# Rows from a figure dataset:
****************************************
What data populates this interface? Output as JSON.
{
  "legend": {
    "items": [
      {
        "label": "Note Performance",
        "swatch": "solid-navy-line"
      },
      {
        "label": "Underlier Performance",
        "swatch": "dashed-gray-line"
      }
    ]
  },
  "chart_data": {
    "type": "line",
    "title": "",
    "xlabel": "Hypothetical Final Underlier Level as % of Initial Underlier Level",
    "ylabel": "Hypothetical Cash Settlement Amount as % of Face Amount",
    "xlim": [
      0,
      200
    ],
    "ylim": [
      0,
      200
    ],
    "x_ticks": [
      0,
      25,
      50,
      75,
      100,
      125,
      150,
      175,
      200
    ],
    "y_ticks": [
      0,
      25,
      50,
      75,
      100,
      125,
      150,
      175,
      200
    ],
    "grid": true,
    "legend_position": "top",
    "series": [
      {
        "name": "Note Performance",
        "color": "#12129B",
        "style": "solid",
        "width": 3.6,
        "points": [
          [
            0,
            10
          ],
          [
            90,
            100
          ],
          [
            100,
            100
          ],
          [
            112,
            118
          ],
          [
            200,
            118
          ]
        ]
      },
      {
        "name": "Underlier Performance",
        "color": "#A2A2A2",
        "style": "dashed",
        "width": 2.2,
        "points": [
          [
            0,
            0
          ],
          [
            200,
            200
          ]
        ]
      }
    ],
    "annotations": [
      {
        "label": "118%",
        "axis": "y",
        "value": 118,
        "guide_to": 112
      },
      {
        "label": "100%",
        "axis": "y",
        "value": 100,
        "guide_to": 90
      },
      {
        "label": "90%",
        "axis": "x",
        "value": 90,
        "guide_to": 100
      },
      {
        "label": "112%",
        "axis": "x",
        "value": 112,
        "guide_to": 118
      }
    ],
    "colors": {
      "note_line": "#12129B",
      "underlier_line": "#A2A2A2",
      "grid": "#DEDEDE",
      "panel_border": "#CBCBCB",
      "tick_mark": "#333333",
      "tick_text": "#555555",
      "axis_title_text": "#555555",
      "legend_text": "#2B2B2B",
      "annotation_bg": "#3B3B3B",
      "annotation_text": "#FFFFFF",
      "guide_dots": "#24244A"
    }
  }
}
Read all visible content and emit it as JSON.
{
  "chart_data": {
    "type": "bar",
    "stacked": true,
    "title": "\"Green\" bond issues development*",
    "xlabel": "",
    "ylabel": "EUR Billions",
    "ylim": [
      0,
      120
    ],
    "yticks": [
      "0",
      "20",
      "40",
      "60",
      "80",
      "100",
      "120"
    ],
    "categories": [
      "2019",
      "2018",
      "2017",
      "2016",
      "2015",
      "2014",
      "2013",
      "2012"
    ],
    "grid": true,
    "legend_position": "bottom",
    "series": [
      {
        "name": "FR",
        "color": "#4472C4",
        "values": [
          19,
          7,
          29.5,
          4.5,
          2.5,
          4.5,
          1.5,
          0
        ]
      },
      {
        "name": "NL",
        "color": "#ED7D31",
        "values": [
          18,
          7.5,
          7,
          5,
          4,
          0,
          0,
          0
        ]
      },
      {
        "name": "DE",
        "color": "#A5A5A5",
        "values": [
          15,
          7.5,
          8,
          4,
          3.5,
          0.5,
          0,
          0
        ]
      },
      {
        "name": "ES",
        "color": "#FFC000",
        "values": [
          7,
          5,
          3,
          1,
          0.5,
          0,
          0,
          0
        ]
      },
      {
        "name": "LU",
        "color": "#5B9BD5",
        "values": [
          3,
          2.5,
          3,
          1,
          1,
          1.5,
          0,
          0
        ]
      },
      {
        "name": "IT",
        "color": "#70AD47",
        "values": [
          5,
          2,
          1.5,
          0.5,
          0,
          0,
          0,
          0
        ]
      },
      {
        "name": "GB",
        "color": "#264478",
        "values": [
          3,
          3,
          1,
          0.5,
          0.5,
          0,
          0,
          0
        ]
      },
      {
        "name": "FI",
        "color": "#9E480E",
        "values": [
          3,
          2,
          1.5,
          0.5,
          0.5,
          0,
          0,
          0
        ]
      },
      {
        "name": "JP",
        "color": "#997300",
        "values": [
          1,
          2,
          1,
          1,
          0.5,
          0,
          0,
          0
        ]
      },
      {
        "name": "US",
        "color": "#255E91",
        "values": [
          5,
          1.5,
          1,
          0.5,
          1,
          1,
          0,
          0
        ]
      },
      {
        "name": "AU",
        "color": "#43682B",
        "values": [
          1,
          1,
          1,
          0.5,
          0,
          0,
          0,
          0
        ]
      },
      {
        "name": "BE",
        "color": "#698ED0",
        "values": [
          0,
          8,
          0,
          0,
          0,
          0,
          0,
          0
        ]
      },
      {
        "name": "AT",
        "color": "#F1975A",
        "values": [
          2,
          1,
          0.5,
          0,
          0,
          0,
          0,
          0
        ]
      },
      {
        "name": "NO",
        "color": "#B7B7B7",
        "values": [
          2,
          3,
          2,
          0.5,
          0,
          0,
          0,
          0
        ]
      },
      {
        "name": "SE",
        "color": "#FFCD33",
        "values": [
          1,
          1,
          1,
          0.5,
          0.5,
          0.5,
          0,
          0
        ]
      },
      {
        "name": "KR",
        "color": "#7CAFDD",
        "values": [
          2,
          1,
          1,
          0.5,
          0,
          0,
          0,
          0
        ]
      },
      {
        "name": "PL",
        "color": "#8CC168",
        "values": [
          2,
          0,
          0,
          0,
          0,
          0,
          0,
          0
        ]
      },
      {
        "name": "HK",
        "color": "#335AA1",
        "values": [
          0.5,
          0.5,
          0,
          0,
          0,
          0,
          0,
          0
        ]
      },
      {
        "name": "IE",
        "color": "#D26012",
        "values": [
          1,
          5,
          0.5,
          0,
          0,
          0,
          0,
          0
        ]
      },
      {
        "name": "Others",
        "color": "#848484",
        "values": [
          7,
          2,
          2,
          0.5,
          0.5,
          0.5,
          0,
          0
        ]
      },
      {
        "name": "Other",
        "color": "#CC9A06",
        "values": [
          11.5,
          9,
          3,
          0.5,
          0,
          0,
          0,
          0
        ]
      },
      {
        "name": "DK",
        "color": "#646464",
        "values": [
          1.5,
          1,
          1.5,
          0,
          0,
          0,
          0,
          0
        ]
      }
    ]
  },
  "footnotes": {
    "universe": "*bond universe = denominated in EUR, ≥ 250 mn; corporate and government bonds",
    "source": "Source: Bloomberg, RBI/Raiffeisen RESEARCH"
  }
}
****************************************
# PROBLEM TO SOLVE:
Find the word "xlabel" in the material, then list each line that holds it.

# RESPONSE TO THE TASK:
    "xlabel": "Hypothetical Final Underlier Level as % of Initial Underlier Level",
    "xlabel": "",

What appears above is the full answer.